======== PROVIDED DATA
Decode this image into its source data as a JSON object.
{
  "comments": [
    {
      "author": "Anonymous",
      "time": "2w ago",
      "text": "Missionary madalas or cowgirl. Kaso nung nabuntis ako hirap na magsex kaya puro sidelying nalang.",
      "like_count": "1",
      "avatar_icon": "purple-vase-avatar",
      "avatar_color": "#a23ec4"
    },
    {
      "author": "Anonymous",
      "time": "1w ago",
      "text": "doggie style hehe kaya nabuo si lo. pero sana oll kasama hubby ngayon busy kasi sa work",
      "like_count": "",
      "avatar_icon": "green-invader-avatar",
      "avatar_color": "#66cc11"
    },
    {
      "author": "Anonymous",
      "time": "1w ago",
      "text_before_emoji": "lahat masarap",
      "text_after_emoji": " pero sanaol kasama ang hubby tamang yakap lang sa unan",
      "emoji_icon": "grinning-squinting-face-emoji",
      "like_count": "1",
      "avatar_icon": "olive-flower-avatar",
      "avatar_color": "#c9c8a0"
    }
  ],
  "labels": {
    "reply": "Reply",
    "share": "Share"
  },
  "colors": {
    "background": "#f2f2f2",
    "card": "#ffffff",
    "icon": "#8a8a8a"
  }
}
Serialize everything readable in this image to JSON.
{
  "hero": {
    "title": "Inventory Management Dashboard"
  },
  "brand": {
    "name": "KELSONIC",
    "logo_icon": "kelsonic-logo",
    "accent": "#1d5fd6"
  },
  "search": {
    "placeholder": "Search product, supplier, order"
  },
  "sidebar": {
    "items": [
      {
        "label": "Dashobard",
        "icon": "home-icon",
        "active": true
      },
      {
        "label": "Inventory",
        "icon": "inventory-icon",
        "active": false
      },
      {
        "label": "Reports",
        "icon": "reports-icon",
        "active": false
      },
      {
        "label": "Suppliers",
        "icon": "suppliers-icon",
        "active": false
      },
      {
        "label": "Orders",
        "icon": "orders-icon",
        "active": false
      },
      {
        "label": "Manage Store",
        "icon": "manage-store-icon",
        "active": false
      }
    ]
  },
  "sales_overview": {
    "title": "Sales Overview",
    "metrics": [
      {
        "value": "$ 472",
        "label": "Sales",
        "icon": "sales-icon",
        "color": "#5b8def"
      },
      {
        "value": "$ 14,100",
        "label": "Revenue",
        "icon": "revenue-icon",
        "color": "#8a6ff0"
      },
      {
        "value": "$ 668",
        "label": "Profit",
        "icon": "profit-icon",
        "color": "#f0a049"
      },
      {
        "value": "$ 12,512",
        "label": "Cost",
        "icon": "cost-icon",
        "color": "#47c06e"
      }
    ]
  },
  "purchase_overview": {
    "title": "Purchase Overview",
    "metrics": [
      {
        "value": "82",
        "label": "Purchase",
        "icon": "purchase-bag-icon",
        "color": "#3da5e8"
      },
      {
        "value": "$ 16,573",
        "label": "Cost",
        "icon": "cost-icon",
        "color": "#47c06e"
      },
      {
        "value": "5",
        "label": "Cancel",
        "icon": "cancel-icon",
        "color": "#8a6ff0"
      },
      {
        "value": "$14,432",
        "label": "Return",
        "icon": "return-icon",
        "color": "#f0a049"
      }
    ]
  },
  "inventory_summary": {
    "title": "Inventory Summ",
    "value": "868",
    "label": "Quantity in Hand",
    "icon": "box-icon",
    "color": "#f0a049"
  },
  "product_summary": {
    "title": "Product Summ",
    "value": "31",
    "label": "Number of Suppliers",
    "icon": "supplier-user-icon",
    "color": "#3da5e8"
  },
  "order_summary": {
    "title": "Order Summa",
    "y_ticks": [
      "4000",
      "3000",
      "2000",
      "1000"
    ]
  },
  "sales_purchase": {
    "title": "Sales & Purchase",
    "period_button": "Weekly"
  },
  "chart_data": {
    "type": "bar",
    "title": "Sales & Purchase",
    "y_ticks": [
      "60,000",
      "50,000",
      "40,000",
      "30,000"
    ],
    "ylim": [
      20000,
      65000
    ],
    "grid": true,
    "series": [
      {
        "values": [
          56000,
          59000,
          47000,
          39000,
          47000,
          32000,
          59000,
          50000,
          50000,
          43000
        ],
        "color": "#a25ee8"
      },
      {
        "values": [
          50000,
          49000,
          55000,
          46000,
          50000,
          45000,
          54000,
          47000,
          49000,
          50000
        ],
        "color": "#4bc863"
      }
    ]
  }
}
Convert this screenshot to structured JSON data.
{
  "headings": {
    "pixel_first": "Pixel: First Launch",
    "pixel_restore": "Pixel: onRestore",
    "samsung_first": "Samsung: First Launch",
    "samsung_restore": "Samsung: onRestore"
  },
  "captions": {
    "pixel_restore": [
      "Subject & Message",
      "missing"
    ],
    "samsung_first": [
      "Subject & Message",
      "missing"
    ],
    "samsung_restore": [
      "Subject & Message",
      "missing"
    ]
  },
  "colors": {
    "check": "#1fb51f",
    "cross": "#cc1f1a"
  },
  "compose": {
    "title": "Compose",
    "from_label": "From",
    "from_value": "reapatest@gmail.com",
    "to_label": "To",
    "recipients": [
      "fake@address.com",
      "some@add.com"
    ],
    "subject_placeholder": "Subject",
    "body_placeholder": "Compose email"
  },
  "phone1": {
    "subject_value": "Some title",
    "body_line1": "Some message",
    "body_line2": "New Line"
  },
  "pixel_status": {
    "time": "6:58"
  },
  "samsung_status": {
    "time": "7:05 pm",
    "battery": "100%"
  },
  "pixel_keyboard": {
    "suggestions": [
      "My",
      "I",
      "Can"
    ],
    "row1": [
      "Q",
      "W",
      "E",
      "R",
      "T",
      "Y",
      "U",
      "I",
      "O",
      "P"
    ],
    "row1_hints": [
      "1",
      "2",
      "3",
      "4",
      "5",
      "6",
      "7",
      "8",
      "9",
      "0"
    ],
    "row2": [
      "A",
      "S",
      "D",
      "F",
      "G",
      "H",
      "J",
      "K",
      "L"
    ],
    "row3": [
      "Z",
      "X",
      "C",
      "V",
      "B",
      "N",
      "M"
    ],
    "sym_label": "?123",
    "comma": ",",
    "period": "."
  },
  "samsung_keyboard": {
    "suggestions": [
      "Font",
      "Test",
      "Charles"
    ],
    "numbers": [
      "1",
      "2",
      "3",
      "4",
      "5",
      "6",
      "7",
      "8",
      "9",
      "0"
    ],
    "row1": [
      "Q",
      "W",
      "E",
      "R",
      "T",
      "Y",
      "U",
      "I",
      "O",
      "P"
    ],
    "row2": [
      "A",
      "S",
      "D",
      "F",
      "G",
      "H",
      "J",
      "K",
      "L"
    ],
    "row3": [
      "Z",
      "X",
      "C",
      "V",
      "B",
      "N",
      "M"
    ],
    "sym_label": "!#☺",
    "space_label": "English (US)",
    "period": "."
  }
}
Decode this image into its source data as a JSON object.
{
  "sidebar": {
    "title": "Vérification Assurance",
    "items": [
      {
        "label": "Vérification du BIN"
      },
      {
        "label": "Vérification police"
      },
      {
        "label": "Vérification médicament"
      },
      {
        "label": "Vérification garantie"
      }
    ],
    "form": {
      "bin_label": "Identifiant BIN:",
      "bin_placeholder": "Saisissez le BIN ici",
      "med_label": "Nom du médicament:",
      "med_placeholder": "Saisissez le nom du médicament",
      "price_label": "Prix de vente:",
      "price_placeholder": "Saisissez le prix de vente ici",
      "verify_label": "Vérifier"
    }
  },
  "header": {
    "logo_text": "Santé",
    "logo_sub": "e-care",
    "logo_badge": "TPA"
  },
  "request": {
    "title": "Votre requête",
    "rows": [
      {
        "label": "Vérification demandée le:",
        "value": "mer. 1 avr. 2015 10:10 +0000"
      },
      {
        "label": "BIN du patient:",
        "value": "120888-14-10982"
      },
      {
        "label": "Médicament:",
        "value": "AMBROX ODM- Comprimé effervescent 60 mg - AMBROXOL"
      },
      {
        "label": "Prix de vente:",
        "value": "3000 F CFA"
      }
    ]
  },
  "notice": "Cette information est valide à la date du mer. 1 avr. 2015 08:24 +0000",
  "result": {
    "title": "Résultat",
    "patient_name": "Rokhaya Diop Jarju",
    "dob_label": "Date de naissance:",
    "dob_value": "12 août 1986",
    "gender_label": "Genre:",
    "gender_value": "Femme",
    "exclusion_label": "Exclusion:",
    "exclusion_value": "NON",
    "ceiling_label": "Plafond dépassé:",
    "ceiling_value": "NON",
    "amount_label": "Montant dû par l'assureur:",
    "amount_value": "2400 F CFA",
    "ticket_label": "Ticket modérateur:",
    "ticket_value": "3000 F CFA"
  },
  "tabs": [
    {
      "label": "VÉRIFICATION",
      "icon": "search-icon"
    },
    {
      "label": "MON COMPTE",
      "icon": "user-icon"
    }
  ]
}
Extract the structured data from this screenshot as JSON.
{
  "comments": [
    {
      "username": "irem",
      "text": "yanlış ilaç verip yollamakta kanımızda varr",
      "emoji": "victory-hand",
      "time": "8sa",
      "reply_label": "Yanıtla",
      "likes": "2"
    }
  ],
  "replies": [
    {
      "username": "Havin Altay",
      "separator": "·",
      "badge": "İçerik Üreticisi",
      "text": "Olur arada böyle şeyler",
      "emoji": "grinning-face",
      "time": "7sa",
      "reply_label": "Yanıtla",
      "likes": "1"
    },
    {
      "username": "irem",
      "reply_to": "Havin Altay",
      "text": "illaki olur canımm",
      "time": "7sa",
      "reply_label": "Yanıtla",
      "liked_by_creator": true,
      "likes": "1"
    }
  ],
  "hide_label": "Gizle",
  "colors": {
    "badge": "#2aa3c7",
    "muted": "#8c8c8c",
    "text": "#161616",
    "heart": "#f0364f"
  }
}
================
◆ WRITTEN EXERCISE
Each line from the one containing "Extract the structured" to the final line of the entries above must be returned exactly, and no other line may appear.

◆ RESULT
Extract the structured data from this screenshot as JSON.
{
  "comments": [
    {
      "username": "irem",
      "text": "yanlış ilaç verip yollamakta kanımızda varr",
      "emoji": "victory-hand",
      "time": "8sa",
      "reply_label": "Yanıtla",
      "likes": "2"
    }
  ],
  "replies": [
    {
      "username": "Havin Altay",
      "separator": "·",
      "badge": "İçerik Üreticisi",
      "text": "Olur arada böyle şeyler",
      "emoji": "grinning-face",
      "time": "7sa",
      "reply_label": "Yanıtla",
      "likes": "1"
    },
    {
      "username": "irem",
      "reply_to": "Havin Altay",
      "text": "illaki olur canımm",
      "time": "7sa",
      "reply_label": "Yanıtla",
      "liked_by_creator": true,
      "likes": "1"
    }
  ],
  "hide_label": "Gizle",
  "colors": {
    "badge": "#2aa3c7",
    "muted": "#8c8c8c",
    "text": "#161616",
    "heart": "#f0364f"
  }
}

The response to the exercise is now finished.